Data records
★ ★ ★ ★ ★

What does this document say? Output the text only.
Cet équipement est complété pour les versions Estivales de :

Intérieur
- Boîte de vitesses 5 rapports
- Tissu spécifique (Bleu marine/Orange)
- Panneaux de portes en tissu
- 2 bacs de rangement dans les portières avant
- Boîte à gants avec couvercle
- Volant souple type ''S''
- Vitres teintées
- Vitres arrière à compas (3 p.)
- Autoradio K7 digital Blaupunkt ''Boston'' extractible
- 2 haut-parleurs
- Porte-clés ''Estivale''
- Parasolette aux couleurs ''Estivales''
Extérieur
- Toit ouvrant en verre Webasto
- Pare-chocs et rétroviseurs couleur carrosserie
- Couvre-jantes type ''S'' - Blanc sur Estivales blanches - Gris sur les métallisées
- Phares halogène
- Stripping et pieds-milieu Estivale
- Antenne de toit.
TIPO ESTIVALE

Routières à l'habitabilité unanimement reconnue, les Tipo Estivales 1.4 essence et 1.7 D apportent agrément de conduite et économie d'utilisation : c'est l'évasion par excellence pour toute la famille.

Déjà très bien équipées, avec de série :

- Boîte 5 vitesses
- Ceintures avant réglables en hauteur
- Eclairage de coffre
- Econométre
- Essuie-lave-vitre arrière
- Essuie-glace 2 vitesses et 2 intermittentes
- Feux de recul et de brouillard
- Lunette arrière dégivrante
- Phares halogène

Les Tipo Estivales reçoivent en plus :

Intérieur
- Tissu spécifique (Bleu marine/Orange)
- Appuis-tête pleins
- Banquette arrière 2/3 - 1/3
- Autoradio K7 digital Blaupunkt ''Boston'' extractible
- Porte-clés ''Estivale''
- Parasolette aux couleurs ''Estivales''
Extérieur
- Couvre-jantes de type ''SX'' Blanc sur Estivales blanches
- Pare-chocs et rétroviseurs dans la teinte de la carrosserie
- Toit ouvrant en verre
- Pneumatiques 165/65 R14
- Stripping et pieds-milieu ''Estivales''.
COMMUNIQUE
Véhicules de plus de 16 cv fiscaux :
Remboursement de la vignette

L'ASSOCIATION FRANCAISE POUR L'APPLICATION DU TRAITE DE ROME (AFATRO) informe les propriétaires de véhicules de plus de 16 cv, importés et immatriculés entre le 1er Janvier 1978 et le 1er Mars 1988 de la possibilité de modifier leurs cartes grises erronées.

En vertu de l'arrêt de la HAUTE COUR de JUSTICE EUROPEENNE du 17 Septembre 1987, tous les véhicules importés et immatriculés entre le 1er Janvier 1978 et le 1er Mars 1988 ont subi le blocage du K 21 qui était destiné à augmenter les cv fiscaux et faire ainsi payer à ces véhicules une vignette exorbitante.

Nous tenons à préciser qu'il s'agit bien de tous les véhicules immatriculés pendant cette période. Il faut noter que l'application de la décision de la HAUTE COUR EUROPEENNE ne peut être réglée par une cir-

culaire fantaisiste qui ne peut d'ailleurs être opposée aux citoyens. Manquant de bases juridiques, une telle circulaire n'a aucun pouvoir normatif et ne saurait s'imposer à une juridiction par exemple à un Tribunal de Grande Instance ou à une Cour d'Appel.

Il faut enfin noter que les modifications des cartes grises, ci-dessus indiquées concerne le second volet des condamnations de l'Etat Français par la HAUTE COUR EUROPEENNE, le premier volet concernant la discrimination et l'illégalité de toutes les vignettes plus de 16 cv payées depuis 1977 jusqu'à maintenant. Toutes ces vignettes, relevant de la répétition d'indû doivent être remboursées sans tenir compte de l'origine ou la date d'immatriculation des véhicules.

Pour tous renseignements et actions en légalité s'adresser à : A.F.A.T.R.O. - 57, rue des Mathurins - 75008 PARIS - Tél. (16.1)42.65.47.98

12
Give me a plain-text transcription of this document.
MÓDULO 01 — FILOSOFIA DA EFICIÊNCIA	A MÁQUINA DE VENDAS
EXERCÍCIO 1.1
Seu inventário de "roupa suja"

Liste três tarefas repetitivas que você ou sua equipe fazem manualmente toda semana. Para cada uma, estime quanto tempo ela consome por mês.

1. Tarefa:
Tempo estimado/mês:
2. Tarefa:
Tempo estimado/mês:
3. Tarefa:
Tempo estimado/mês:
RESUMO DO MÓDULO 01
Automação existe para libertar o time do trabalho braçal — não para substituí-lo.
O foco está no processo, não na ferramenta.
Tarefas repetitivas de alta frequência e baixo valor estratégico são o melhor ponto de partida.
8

★ ★ ★ ★ ★

What is being asked >> Copy out each line exactly as written.

Finished exercise >>
What does this document say? Output the text only.
Cet équipement est complété pour les versions Estivales de :

Intérieur
- Boîte de vitesses 5 rapports
- Tissu spécifique (Bleu marine/Orange)
- Panneaux de portes en tissu
- 2 bacs de rangement dans les portières avant
- Boîte à gants avec couvercle
- Volant souple type ''S''
- Vitres teintées
- Vitres arrière à compas (3 p.)
- Autoradio K7 digital Blaupunkt ''Boston'' extractible
- 2 haut-parleurs
- Porte-clés ''Estivale''
- Parasolette aux couleurs ''Estivales''
Extérieur
- Toit ouvrant en verre Webasto
- Pare-chocs et rétroviseurs couleur carrosserie
- Couvre-jantes type ''S'' - Blanc sur Estivales blanches - Gris sur les métallisées
- Phares halogène
- Stripping et pieds-milieu Estivale
- Antenne de toit.
TIPO ESTIVALE

Routières à l'habitabilité unanimement reconnue, les Tipo Estivales 1.4 essence et 1.7 D apportent agrément de conduite et économie d'utilisation : c'est l'évasion par excellence pour toute la famille.

Déjà très bien équipées, avec de série :

- Boîte 5 vitesses
- Ceintures avant réglables en hauteur
- Eclairage de coffre
- Econométre
- Essuie-lave-vitre arrière
- Essuie-glace 2 vitesses et 2 intermittentes
- Feux de recul et de brouillard
- Lunette arrière dégivrante
- Phares halogène

Les Tipo Estivales reçoivent en plus :

Intérieur
- Tissu spécifique (Bleu marine/Orange)
- Appuis-tête pleins
- Banquette arrière 2/3 - 1/3
- Autoradio K7 digital Blaupunkt ''Boston'' extractible
- Porte-clés ''Estivale''
- Parasolette aux couleurs ''Estivales''
Extérieur
- Couvre-jantes de type ''SX'' Blanc sur Estivales blanches
- Pare-chocs et rétroviseurs dans la teinte de la carrosserie
- Toit ouvrant en verre
- Pneumatiques 165/65 R14
- Stripping et pieds-milieu ''Estivales''.
COMMUNIQUE
Véhicules de plus de 16 cv fiscaux :
Remboursement de la vignette

L'ASSOCIATION FRANCAISE POUR L'APPLICATION DU TRAITE DE ROME (AFATRO) informe les propriétaires de véhicules de plus de 16 cv, importés et immatriculés entre le 1er Janvier 1978 et le 1er Mars 1988 de la possibilité de modifier leurs cartes grises erronées.

En vertu de l'arrêt de la HAUTE COUR de JUSTICE EUROPEENNE du 17 Septembre 1987, tous les véhicules importés et immatriculés entre le 1er Janvier 1978 et le 1er Mars 1988 ont subi le blocage du K 21 qui était destiné à augmenter les cv fiscaux et faire ainsi payer à ces véhicules une vignette exorbitante.

Nous tenons à préciser qu'il s'agit bien de tous les véhicules immatriculés pendant cette période. Il faut noter que l'application de la décision de la HAUTE COUR EUROPEENNE ne peut être réglée par une cir-

culaire fantaisiste qui ne peut d'ailleurs être opposée aux citoyens. Manquant de bases juridiques, une telle circulaire n'a aucun pouvoir normatif et ne saurait s'imposer à une juridiction par exemple à un Tribunal de Grande Instance ou à une Cour d'Appel.

Il faut enfin noter que les modifications des cartes grises, ci-dessus indiquées concerne le second volet des condamnations de l'Etat Français par la HAUTE COUR EUROPEENNE, le premier volet concernant la discrimination et l'illégalité de toutes les vignettes plus de 16 cv payées depuis 1977 jusqu'à maintenant. Toutes ces vignettes, relevant de la répétition d'indû doivent être remboursées sans tenir compte de l'origine ou la date d'immatriculation des véhicules.

Pour tous renseignements et actions en légalité s'adresser à : A.F.A.T.R.O. - 57, rue des Mathurins - 75008 PARIS - Tél. (16.1)42.65.47.98

12
Give me a plain-text transcription of this document.
MÓDULO 01 — FILOSOFIA DA EFICIÊNCIA	A MÁQUINA DE VENDAS
EXERCÍCIO 1.1
Seu inventário de "roupa suja"

Liste três tarefas repetitivas que você ou sua equipe fazem manualmente toda semana. Para cada uma, estime quanto tempo ela consome por mês.

1. Tarefa:
Tempo estimado/mês:
2. Tarefa:
Tempo estimado/mês:
3. Tarefa:
Tempo estimado/mês:
RESUMO DO MÓDULO 01
Automação existe para libertar o time do trabalho braçal — não para substituí-lo.
O foco está no processo, não na ferramenta.
Tarefas repetitivas de alta frequência e baixo valor estratégico são o melhor ponto de partida.
8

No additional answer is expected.